Copy back every one of the following lines unchanged, leaving out the pictures.

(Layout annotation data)
****************

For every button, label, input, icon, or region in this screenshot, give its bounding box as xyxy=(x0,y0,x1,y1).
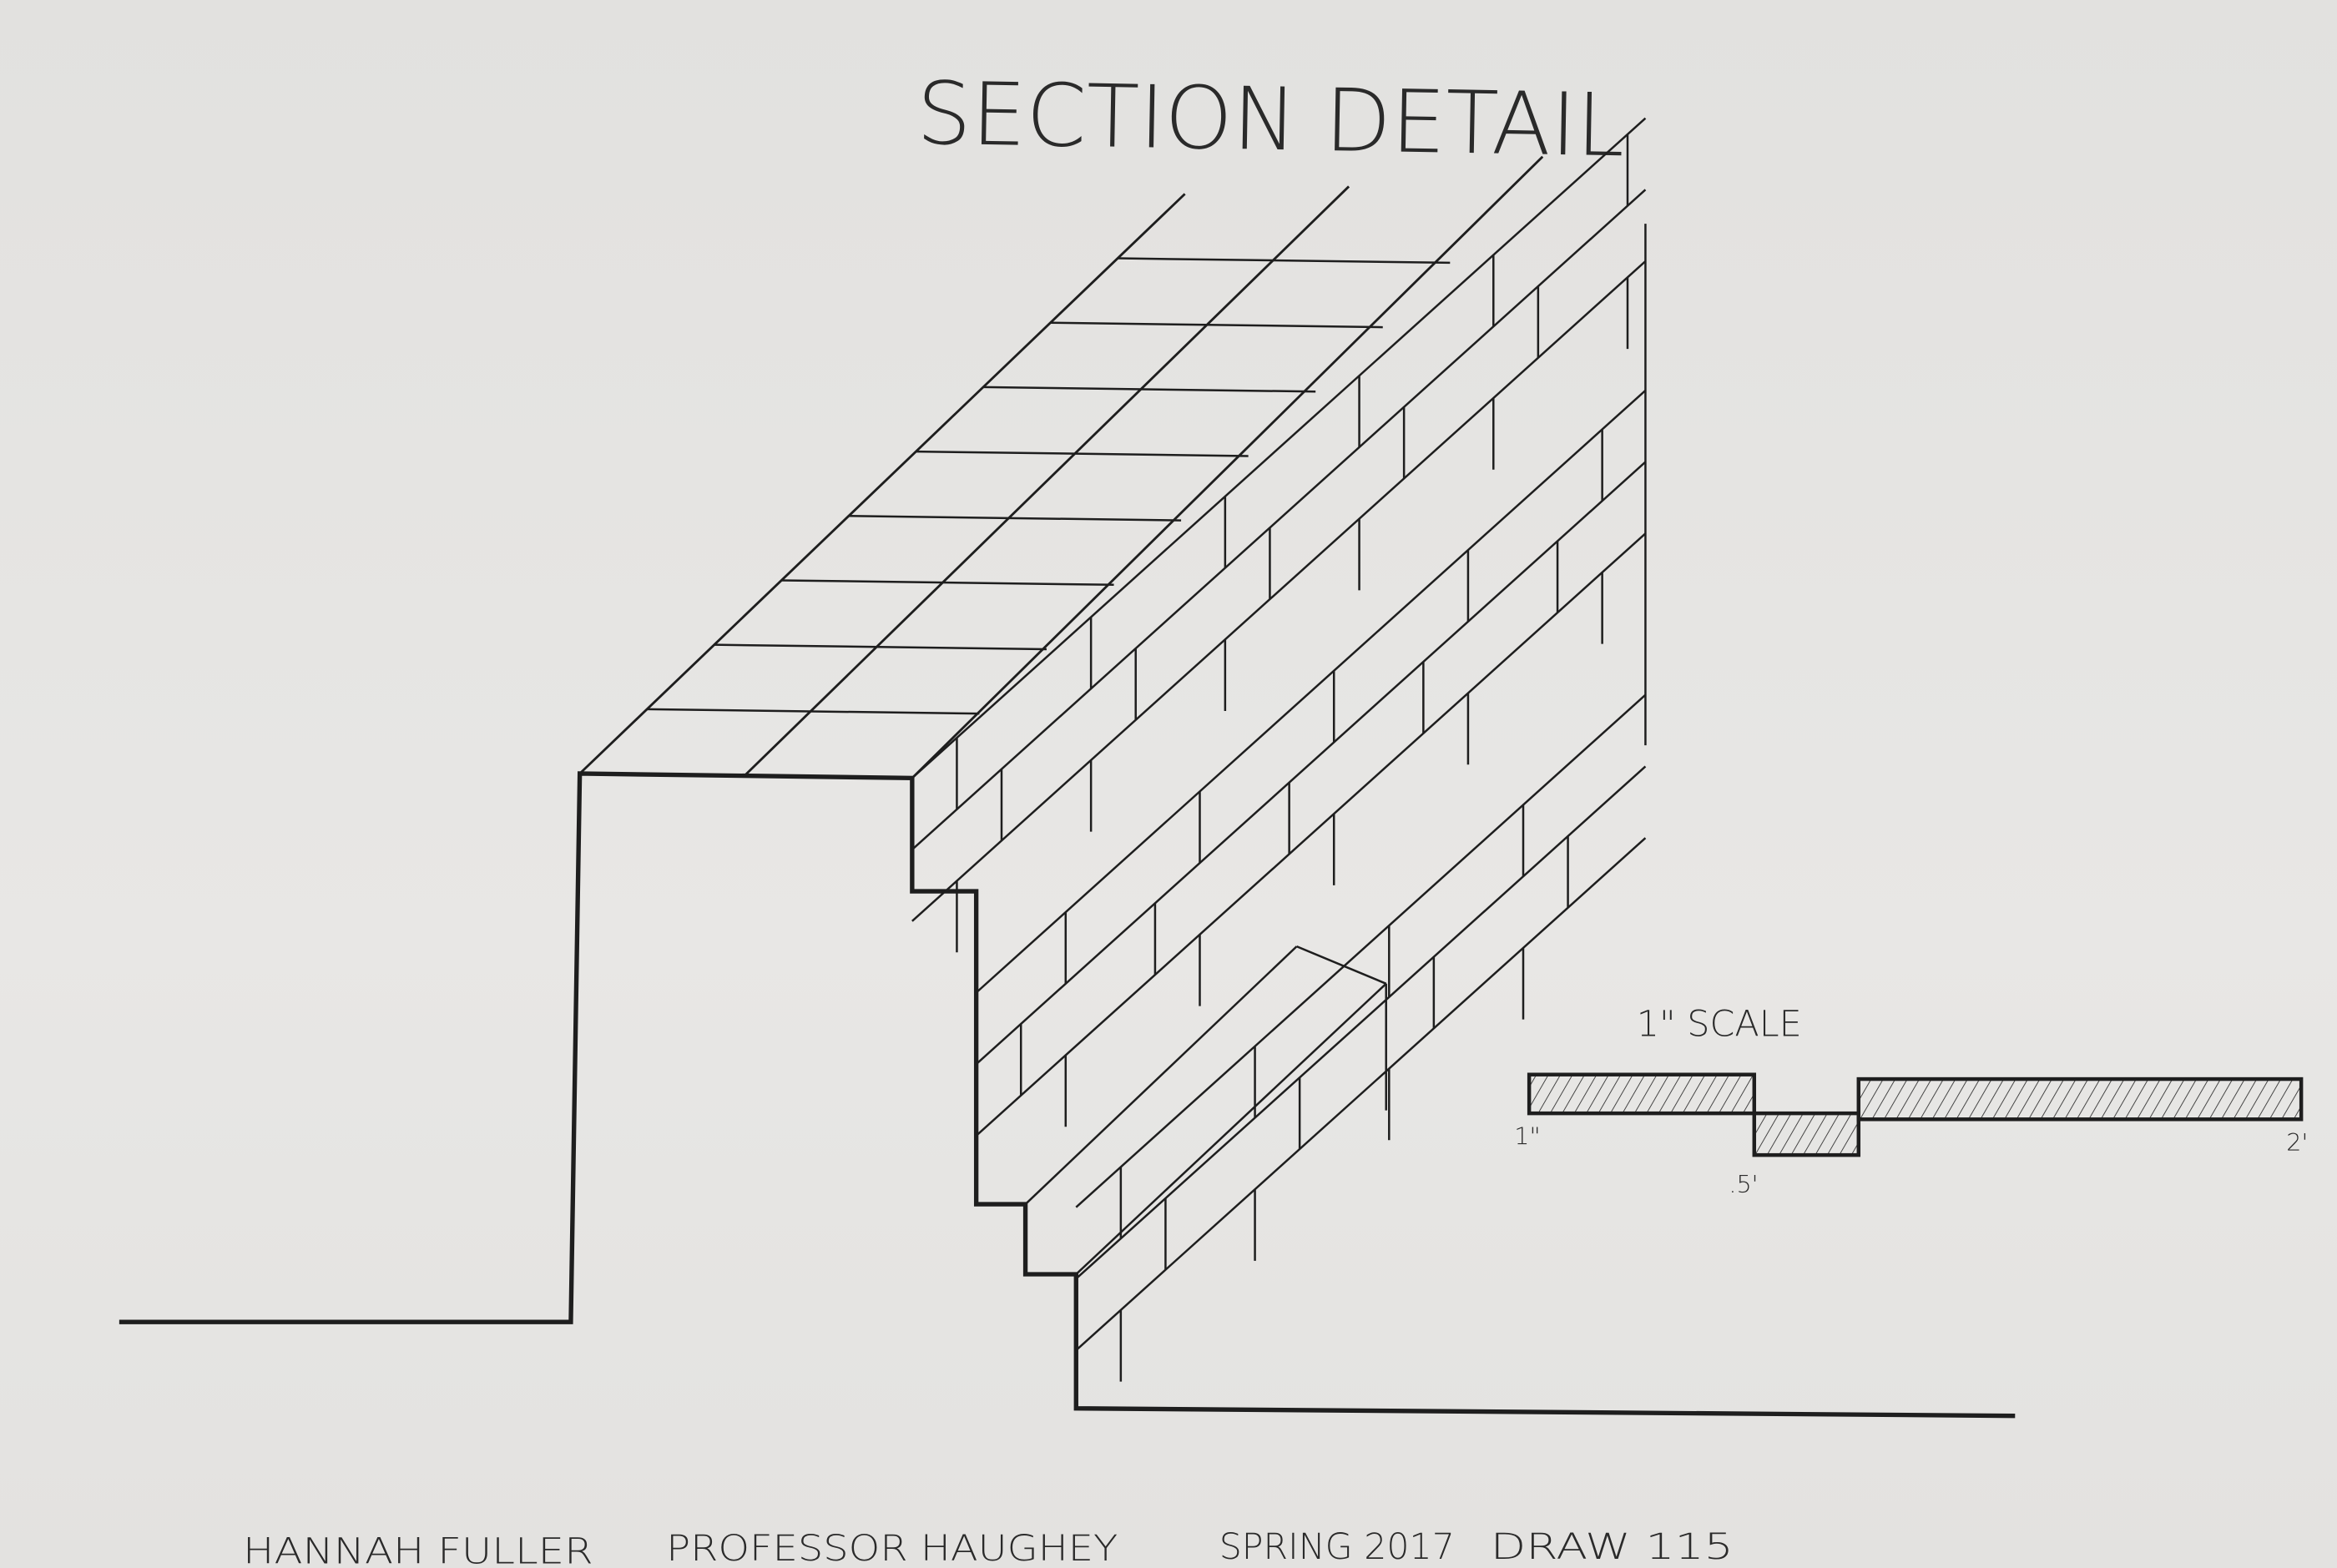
scale-segment-1 xyxy=(1527,1072,1757,1116)
wall-course-line xyxy=(1075,837,1647,1352)
scale-label-mid: .5' xyxy=(1729,1170,1758,1198)
wall-course-line xyxy=(975,532,1647,1137)
top-back-edge xyxy=(578,193,1186,775)
wall-course-line xyxy=(975,389,1647,994)
scale-segment-2 xyxy=(1752,1111,1861,1157)
top-brick-joint xyxy=(982,386,1316,393)
title-block: HANNAH FULLER PROFESSOR HAUGHEY SPRING 2… xyxy=(243,1526,1734,1568)
top-brick-joint xyxy=(1050,321,1383,329)
top-brick-joint xyxy=(781,579,1114,587)
drawing-title: SECTION DETAIL xyxy=(916,63,1625,176)
top-brick-joint xyxy=(1118,257,1451,265)
wall-course-line xyxy=(911,189,1647,851)
scale-segment-3 xyxy=(1856,1076,2304,1122)
top-brick-joint xyxy=(916,450,1249,457)
step-top xyxy=(1296,945,1387,985)
scale-label-start: 1" xyxy=(1514,1122,1540,1151)
wall-course-line xyxy=(911,117,1647,779)
professor-name: PROFESSOR HAUGHEY xyxy=(666,1528,1118,1568)
top-front-edge xyxy=(911,155,1544,779)
scale-bar: 1" SCALE 1" .5' 2' xyxy=(1514,1003,2308,1198)
top-brick-joint xyxy=(848,515,1182,522)
student-name: HANNAH FULLER xyxy=(243,1530,593,1568)
brick-wall xyxy=(119,155,2016,1419)
wall-course-line xyxy=(975,461,1647,1066)
course-code: DRAW 115 xyxy=(1491,1526,1734,1568)
top-brick-joint xyxy=(714,643,1047,651)
wall-course-line xyxy=(911,260,1647,922)
wall-course-line xyxy=(1075,693,1647,1208)
scale-heading: 1" SCALE xyxy=(1637,1003,1802,1045)
top-brick-joint xyxy=(647,708,980,715)
term: SPRING 2017 xyxy=(1219,1526,1455,1568)
wall-course-line xyxy=(1075,765,1647,1280)
section-profile xyxy=(119,771,2016,1419)
scale-label-end: 2' xyxy=(2286,1128,2308,1157)
step-edge xyxy=(1075,982,1387,1275)
top-mid-edge xyxy=(744,185,1350,776)
step-edge xyxy=(1024,945,1298,1205)
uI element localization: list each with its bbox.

****************

→ **Full output**:
For every button, label, input, icon, or region in this screenshot, give its bounding box as xyxy=(x0,y0,x1,y1).
scale-segment-1 xyxy=(1527,1072,1757,1116)
wall-course-line xyxy=(1075,837,1647,1352)
scale-label-mid: .5' xyxy=(1729,1170,1758,1198)
wall-course-line xyxy=(975,532,1647,1137)
top-back-edge xyxy=(578,193,1186,775)
wall-course-line xyxy=(975,389,1647,994)
scale-segment-2 xyxy=(1752,1111,1861,1157)
top-brick-joint xyxy=(982,386,1316,393)
title-block: HANNAH FULLER PROFESSOR HAUGHEY SPRING 2… xyxy=(243,1526,1734,1568)
top-brick-joint xyxy=(1050,321,1383,329)
top-brick-joint xyxy=(781,579,1114,587)
drawing-title: SECTION DETAIL xyxy=(916,63,1625,176)
top-brick-joint xyxy=(1118,257,1451,265)
wall-course-line xyxy=(911,189,1647,851)
scale-segment-3 xyxy=(1856,1076,2304,1122)
top-brick-joint xyxy=(916,450,1249,457)
step-top xyxy=(1296,945,1387,985)
scale-label-start: 1" xyxy=(1514,1122,1540,1151)
wall-course-line xyxy=(911,117,1647,779)
professor-name: PROFESSOR HAUGHEY xyxy=(666,1528,1118,1568)
top-front-edge xyxy=(911,155,1544,779)
scale-bar: 1" SCALE 1" .5' 2' xyxy=(1514,1003,2308,1198)
top-brick-joint xyxy=(848,515,1182,522)
student-name: HANNAH FULLER xyxy=(243,1530,593,1568)
brick-wall xyxy=(119,155,2016,1419)
wall-course-line xyxy=(975,461,1647,1066)
course-code: DRAW 115 xyxy=(1491,1526,1734,1568)
top-brick-joint xyxy=(714,643,1047,651)
wall-course-line xyxy=(911,260,1647,922)
wall-course-line xyxy=(1075,693,1647,1208)
scale-heading: 1" SCALE xyxy=(1637,1003,1802,1045)
top-brick-joint xyxy=(647,708,980,715)
term: SPRING 2017 xyxy=(1219,1526,1455,1568)
wall-course-line xyxy=(1075,765,1647,1280)
section-profile xyxy=(119,771,2016,1419)
scale-label-end: 2' xyxy=(2286,1128,2308,1157)
step-edge xyxy=(1075,982,1387,1275)
top-mid-edge xyxy=(744,185,1350,776)
step-edge xyxy=(1024,945,1298,1205)
uI element localization: list each with its bbox.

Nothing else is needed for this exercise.